* Soal Latihan A *
Dalam cerita tentang Ali yang jarinya terpotong, apa yang dilakukan Ali pada jari yang berdarah itu sampai darahnya berhenti?
* Soal Latihan B *
Teruskan cerita tentang Ali yang jarinya terpotong di kebun, mulai sesudah kalimat terakhirnya.

* Teks Halaman *
^^^^^^^^
Wednesday, January 04, 2006

Ali Bujel


Sewaktu kecil dulu, seorang teman sepermainan, Ali namanya pada suatu pagi aga siang dikebun ketika kami sedang mencari kayu bakar, entah bagaimana jari telunjuknya terpotong putus oleh arit besar bekalnya menebang ranting ranting kering dikebun. Ujung sampai pangkal kuku jari telunjuk kirinya terputus, dan darah ada dimana mana. Diantara rimbunan pohon pepaya muda kami kebingungan menanggung akibatnya nanti kalau bapak si Ali murka karena kami tidak bisa menjaganya. Kami kebingungan bagaimana menghentikan lukanya. Yang terjdi adalah telaah kejadian yang diceritakan berulang ulang oleh Ali. Ali gelisah, ketakutan tampak sekali dimatanya, bukan kesakitan. Diantara ketakutannya, dia coba atasi dengan jalan pintas, bahwa dia ingin menunjukkan bahwa dia tidak apa apa. Jari yang putus itupun tak dirasakanya, digosok gosokkanya detanah sambil kami duduk terpekur mencoba mencari jalan keluar. Jari tangan yang beradarah itupun terus digosok gosokkanya ketanah merah kering berdebu dikebun itu, sampai darahnya berhenti dan membuatnya lega sedikit. Ketika pulang, disembunyikanya luka itu dari orang tuanya, dia hidup seperti layaknya hidup yang sebelumnya, menunggu waktu magrib, pergi mengaji ke masjid, lalu pulang sesudah isya’ lalu belajar pelajaran sekolah.
^^^^^^^^
* Data Tersedia *
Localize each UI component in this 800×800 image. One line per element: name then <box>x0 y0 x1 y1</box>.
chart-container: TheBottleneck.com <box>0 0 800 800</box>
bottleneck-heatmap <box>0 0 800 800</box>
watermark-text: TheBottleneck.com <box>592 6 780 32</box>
^^^^^^^^
* Hasil Latihan A *
Ali terus menggosok-gosokkan jari yang berdarah itu ke tanah merah kering berdebu di kebun sampai darahnya berhenti.

* Hasil Latihan B *
Si Ali merasa aman sejauh itu, menyembunyikan luka dijari tanganya yang putung, dan hidup terus berjalan normal, tidak ada sesuatu yang ditakutkan terjadi. Hingga esok harinya baru setelah ibu yang mencintainya menemukan jari tangan anaknya putus dan tidak ada tindakan apa apa. Cinta ibunyalah yang kemudian membawanya ke mantri untuk minta perawatan. Beruntung saja jari tangan si Ali tidak terkena infeksi dan berakhir lebih parah. Tanganya dibungkus perban dari mantri untuk beberapa hari, sampai lukanya mengering dan lalu hilang total. Tak sakit lagi, tapi tak juga pulih lagi seperti sedia kala.

Kisah si Ali adalah kisah klasik sifat kejawaan yang cenderung menerima dan merasa ikut wajib melestarikan status qou. Bahwa dipermukaan harus aman toto titi tentrem, tidak ada gejolak maupun gangguan apapun. Sebuah kehidupan harus berjalan dengan tenang tanpa ledakan, meskipun itu harus dengan kebohongan. Ali mewakili kecenderungan karakteristik jawa, yang membohongi orang tuanya karena tidak ingin mereka mendapat kesulitan atas apa yang terjadi padanya.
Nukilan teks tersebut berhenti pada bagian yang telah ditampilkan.